- **EXERCISE OBJECTIVE**
Copy out each line exactly; pictures stay out of the copy.

- **Stored entries**
## Start
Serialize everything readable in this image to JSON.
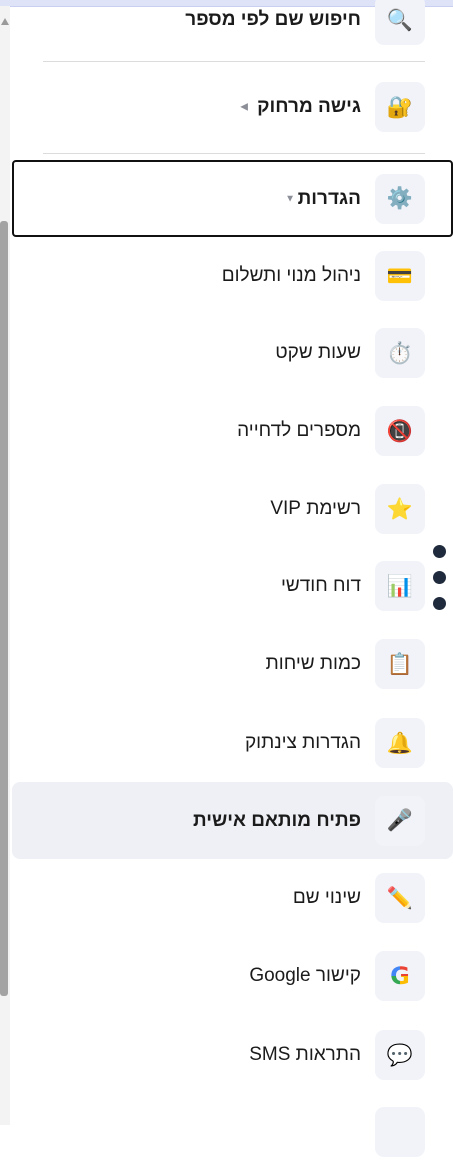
{
  "menu": {
    "items": [
      {
        "label": "חיפוש שם לפי מספר",
        "icon": "magnifier-icon",
        "glyph": "🔍"
      },
      {
        "label": "גישה מרחוק",
        "icon": "lock-key-icon",
        "glyph": "🔐",
        "arrow": "◀"
      },
      {
        "label": "הגדרות",
        "icon": "gear-icon",
        "glyph": "⚙️",
        "arrow": "▼"
      },
      {
        "label": "ניהול מנוי ותשלום",
        "icon": "credit-card-icon",
        "glyph": "💳"
      },
      {
        "label": "שעות שקט",
        "icon": "stopwatch-icon",
        "glyph": "⏱️"
      },
      {
        "label": "מספרים לדחייה",
        "icon": "no-phone-icon",
        "glyph": "📵"
      },
      {
        "label": "רשימת VIP",
        "icon": "star-icon",
        "glyph": "⭐"
      },
      {
        "label": "דוח חודשי",
        "icon": "bar-chart-icon",
        "glyph": "📊"
      },
      {
        "label": "כמות שיחות",
        "icon": "clipboard-icon",
        "glyph": "📋"
      },
      {
        "label": "הגדרות צינתוק",
        "icon": "bell-icon",
        "glyph": "🔔"
      },
      {
        "label": "פתיח מותאם אישית",
        "icon": "microphone-icon",
        "glyph": "🎤"
      },
      {
        "label": "שינוי שם",
        "icon": "pencil-icon",
        "glyph": "✏️"
      },
      {
        "label": "קישור Google",
        "icon": "google-icon",
        "glyph": "G"
      },
      {
        "label": "התראות SMS",
        "icon": "speech-bubble-icon",
        "glyph": "💬"
      }
    ]
  },
  "colors": {
    "icon_box": "#f1f3f9",
    "highlight": "#eef0f5",
    "dots": "#1f2a3c"
  }
}
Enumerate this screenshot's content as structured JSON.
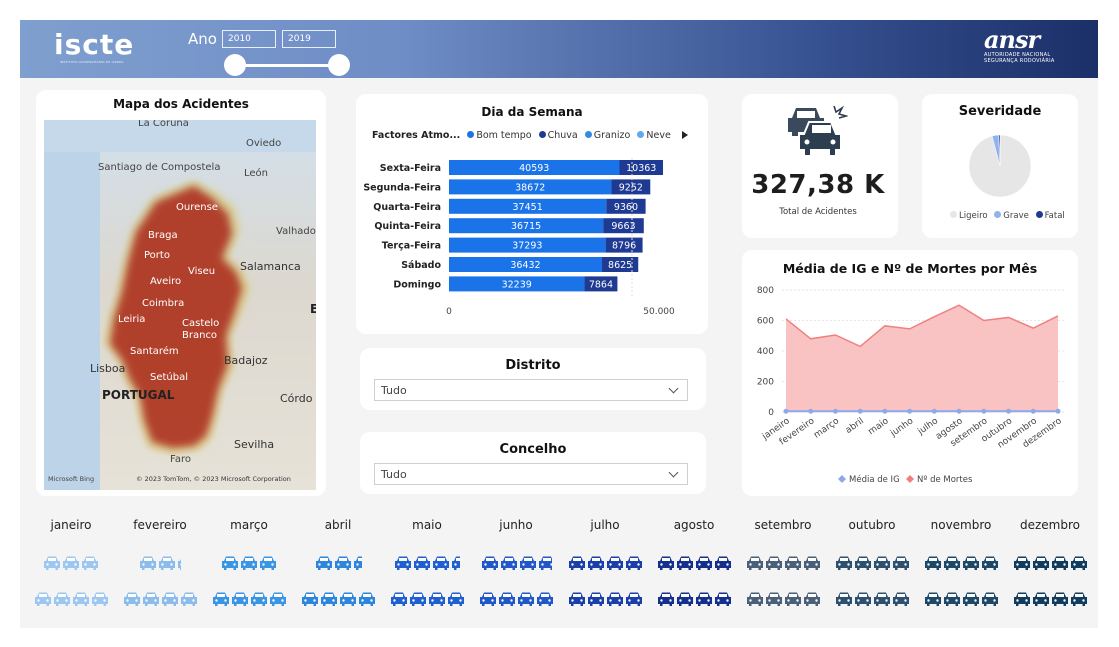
{
  "header": {
    "logo_text": "iscte",
    "logo_sub": "INSTITUTO UNIVERSITÁRIO DE LISBOA",
    "ano_label": "Ano",
    "year_from": "2010",
    "year_to": "2019",
    "ansr_word": "ansr",
    "ansr_sub1": "AUTORIDADE NACIONAL",
    "ansr_sub2": "SEGURANÇA RODOVIÁRIA"
  },
  "map": {
    "title": "Mapa dos Acidentes",
    "places": [
      "La Coruña",
      "Oviedo",
      "Santiago de Compostela",
      "León",
      "Ourense",
      "Braga",
      "Porto",
      "Valhado",
      "Aveiro",
      "Viseu",
      "Salamanca",
      "Coimbra",
      "Leiria",
      "Castelo Branco",
      "Santarém",
      "Badajoz",
      "Lisboa",
      "Setúbal",
      "PORTUGAL",
      "Córdo",
      "Sevilha",
      "Faro",
      "E"
    ],
    "bing": "Microsoft Bing",
    "credit": "© 2023 TomTom, © 2023 Microsoft Corporation"
  },
  "weekday_chart": {
    "title": "Dia da Semana",
    "legend_label": "Factores Atmo...",
    "legend_items": [
      "Bom tempo",
      "Chuva",
      "Granizo",
      "Neve"
    ],
    "legend_colors": [
      "#1a73e8",
      "#1f3a93",
      "#2e8be6",
      "#5fa8ef"
    ],
    "axis_ticks": [
      "0",
      "50.000"
    ]
  },
  "chart_data": [
    {
      "type": "bar",
      "orientation": "horizontal",
      "stacked": true,
      "title": "Dia da Semana",
      "categories": [
        "Sexta-Feira",
        "Segunda-Feira",
        "Quarta-Feira",
        "Quinta-Feira",
        "Terça-Feira",
        "Sábado",
        "Domingo"
      ],
      "series": [
        {
          "name": "Bom tempo",
          "color": "#1a73e8",
          "values": [
            40593,
            38672,
            37451,
            36715,
            37293,
            36432,
            32239
          ]
        },
        {
          "name": "Chuva",
          "color": "#1f3a93",
          "values": [
            10363,
            9252,
            9360,
            9663,
            8796,
            8625,
            7864
          ]
        }
      ],
      "xlim": [
        0,
        60000
      ],
      "xticks": [
        0,
        50000
      ]
    },
    {
      "type": "pie",
      "title": "Severidade",
      "labels": [
        "Ligeiro",
        "Grave",
        "Fatal"
      ],
      "values": [
        95.9,
        3.4,
        0.7
      ],
      "colors": [
        "#e6e6e6",
        "#8fb3ec",
        "#1f3a93"
      ]
    },
    {
      "type": "area",
      "title": "Média de IG e Nº de Mortes por Mês",
      "categories": [
        "janeiro",
        "fevereiro",
        "março",
        "abril",
        "maio",
        "junho",
        "julho",
        "agosto",
        "setembro",
        "outubro",
        "novembro",
        "dezembro"
      ],
      "series": [
        {
          "name": "Média de IG",
          "color": "#8fa8e8",
          "values": [
            5,
            5,
            5,
            5,
            5,
            5,
            5,
            5,
            5,
            5,
            5,
            5
          ]
        },
        {
          "name": "Nº de Mortes",
          "color": "#f08080",
          "values": [
            610,
            480,
            505,
            430,
            565,
            545,
            625,
            700,
            600,
            620,
            550,
            630
          ]
        }
      ],
      "ylim": [
        0,
        800
      ],
      "yticks": [
        0,
        200,
        400,
        600,
        800
      ],
      "legend": "bottom"
    }
  ],
  "distrito": {
    "title": "Distrito",
    "value": "Tudo"
  },
  "concelho": {
    "title": "Concelho",
    "value": "Tudo"
  },
  "kpi": {
    "value": "327,38 K",
    "label": "Total de Acidentes"
  },
  "severity": {
    "title": "Severidade",
    "legend": [
      "Ligeiro",
      "Grave",
      "Fatal"
    ]
  },
  "monthly_chart": {
    "title": "Média de IG e Nº de Mortes por Mês",
    "legend": [
      "Média de IG",
      "Nº de Mortes"
    ]
  },
  "months": {
    "labels": [
      "janeiro",
      "fevereiro",
      "março",
      "abril",
      "maio",
      "junho",
      "julho",
      "agosto",
      "setembro",
      "outubro",
      "novembro",
      "dezembro"
    ],
    "colors": [
      "#9cc7f0",
      "#8bbcec",
      "#3a96e4",
      "#2e86dc",
      "#1f5fd0",
      "#2058c8",
      "#1a3fa8",
      "#142f8c",
      "#4a5f78",
      "#2e5070",
      "#1e4868",
      "#123c5e"
    ],
    "row1_cars": [
      3,
      2.2,
      3,
      2.5,
      3.5,
      3.8,
      4,
      4,
      4,
      4,
      4,
      4
    ],
    "row2_cars": [
      4,
      4,
      4,
      4,
      4,
      4,
      4,
      4,
      4,
      4,
      4,
      4
    ]
  }
}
## End
- **ANSWER TO THIS TASK**
Serialize everything readable in this image to JSON.
{
  "menu": {
    "items": [
      {
        "label": "חיפוש שם לפי מספר",
        "icon": "magnifier-icon",
        "glyph": "🔍"
      },
      {
        "label": "גישה מרחוק",
        "icon": "lock-key-icon",
        "glyph": "🔐",
        "arrow": "◀"
      },
      {
        "label": "הגדרות",
        "icon": "gear-icon",
        "glyph": "⚙️",
        "arrow": "▼"
      },
      {
        "label": "ניהול מנוי ותשלום",
        "icon": "credit-card-icon",
        "glyph": "💳"
      },
      {
        "label": "שעות שקט",
        "icon": "stopwatch-icon",
        "glyph": "⏱️"
      },
      {
        "label": "מספרים לדחייה",
        "icon": "no-phone-icon",
        "glyph": "📵"
      },
      {
        "label": "רשימת VIP",
        "icon": "star-icon",
        "glyph": "⭐"
      },
      {
        "label": "דוח חודשי",
        "icon": "bar-chart-icon",
        "glyph": "📊"
      },
      {
        "label": "כמות שיחות",
        "icon": "clipboard-icon",
        "glyph": "📋"
      },
      {
        "label": "הגדרות צינתוק",
        "icon": "bell-icon",
        "glyph": "🔔"
      },
      {
        "label": "פתיח מותאם אישית",
        "icon": "microphone-icon",
        "glyph": "🎤"
      },
      {
        "label": "שינוי שם",
        "icon": "pencil-icon",
        "glyph": "✏️"
      },
      {
        "label": "קישור Google",
        "icon": "google-icon",
        "glyph": "G"
      },
      {
        "label": "התראות SMS",
        "icon": "speech-bubble-icon",
        "glyph": "💬"
      }
    ]
  },
  "colors": {
    "icon_box": "#f1f3f9",
    "highlight": "#eef0f5",
    "dots": "#1f2a3c"
  }
}
Enumerate this screenshot's content as structured JSON.
{
  "header": {
    "logo_text": "iscte",
    "logo_sub": "INSTITUTO UNIVERSITÁRIO DE LISBOA",
    "ano_label": "Ano",
    "year_from": "2010",
    "year_to": "2019",
    "ansr_word": "ansr",
    "ansr_sub1": "AUTORIDADE NACIONAL",
    "ansr_sub2": "SEGURANÇA RODOVIÁRIA"
  },
  "map": {
    "title": "Mapa dos Acidentes",
    "places": [
      "La Coruña",
      "Oviedo",
      "Santiago de Compostela",
      "León",
      "Ourense",
      "Braga",
      "Porto",
      "Valhado",
      "Aveiro",
      "Viseu",
      "Salamanca",
      "Coimbra",
      "Leiria",
      "Castelo Branco",
      "Santarém",
      "Badajoz",
      "Lisboa",
      "Setúbal",
      "PORTUGAL",
      "Córdo",
      "Sevilha",
      "Faro",
      "E"
    ],
    "bing": "Microsoft Bing",
    "credit": "© 2023 TomTom, © 2023 Microsoft Corporation"
  },
  "weekday_chart": {
    "title": "Dia da Semana",
    "legend_label": "Factores Atmo...",
    "legend_items": [
      "Bom tempo",
      "Chuva",
      "Granizo",
      "Neve"
    ],
    "legend_colors": [
      "#1a73e8",
      "#1f3a93",
      "#2e8be6",
      "#5fa8ef"
    ],
    "axis_ticks": [
      "0",
      "50.000"
    ]
  },
  "chart_data": [
    {
      "type": "bar",
      "orientation": "horizontal",
      "stacked": true,
      "title": "Dia da Semana",
      "categories": [
        "Sexta-Feira",
        "Segunda-Feira",
        "Quarta-Feira",
        "Quinta-Feira",
        "Terça-Feira",
        "Sábado",
        "Domingo"
      ],
      "series": [
        {
          "name": "Bom tempo",
          "color": "#1a73e8",
          "values": [
            40593,
            38672,
            37451,
            36715,
            37293,
            36432,
            32239
          ]
        },
        {
          "name": "Chuva",
          "color": "#1f3a93",
          "values": [
            10363,
            9252,
            9360,
            9663,
            8796,
            8625,
            7864
          ]
        }
      ],
      "xlim": [
        0,
        60000
      ],
      "xticks": [
        0,
        50000
      ]
    },
    {
      "type": "pie",
      "title": "Severidade",
      "labels": [
        "Ligeiro",
        "Grave",
        "Fatal"
      ],
      "values": [
        95.9,
        3.4,
        0.7
      ],
      "colors": [
        "#e6e6e6",
        "#8fb3ec",
        "#1f3a93"
      ]
    },
    {
      "type": "area",
      "title": "Média de IG e Nº de Mortes por Mês",
      "categories": [
        "janeiro",
        "fevereiro",
        "março",
        "abril",
        "maio",
        "junho",
        "julho",
        "agosto",
        "setembro",
        "outubro",
        "novembro",
        "dezembro"
      ],
      "series": [
        {
          "name": "Média de IG",
          "color": "#8fa8e8",
          "values": [
            5,
            5,
            5,
            5,
            5,
            5,
            5,
            5,
            5,
            5,
            5,
            5
          ]
        },
        {
          "name": "Nº de Mortes",
          "color": "#f08080",
          "values": [
            610,
            480,
            505,
            430,
            565,
            545,
            625,
            700,
            600,
            620,
            550,
            630
          ]
        }
      ],
      "ylim": [
        0,
        800
      ],
      "yticks": [
        0,
        200,
        400,
        600,
        800
      ],
      "legend": "bottom"
    }
  ],
  "distrito": {
    "title": "Distrito",
    "value": "Tudo"
  },
  "concelho": {
    "title": "Concelho",
    "value": "Tudo"
  },
  "kpi": {
    "value": "327,38 K",
    "label": "Total de Acidentes"
  },
  "severity": {
    "title": "Severidade",
    "legend": [
      "Ligeiro",
      "Grave",
      "Fatal"
    ]
  },
  "monthly_chart": {
    "title": "Média de IG e Nº de Mortes por Mês",
    "legend": [
      "Média de IG",
      "Nº de Mortes"
    ]
  },
  "months": {
    "labels": [
      "janeiro",
      "fevereiro",
      "março",
      "abril",
      "maio",
      "junho",
      "julho",
      "agosto",
      "setembro",
      "outubro",
      "novembro",
      "dezembro"
    ],
    "colors": [
      "#9cc7f0",
      "#8bbcec",
      "#3a96e4",
      "#2e86dc",
      "#1f5fd0",
      "#2058c8",
      "#1a3fa8",
      "#142f8c",
      "#4a5f78",
      "#2e5070",
      "#1e4868",
      "#123c5e"
    ],
    "row1_cars": [
      3,
      2.2,
      3,
      2.5,
      3.5,
      3.8,
      4,
      4,
      4,
      4,
      4,
      4
    ],
    "row2_cars": [
      4,
      4,
      4,
      4,
      4,
      4,
      4,
      4,
      4,
      4,
      4,
      4
    ]
  }
}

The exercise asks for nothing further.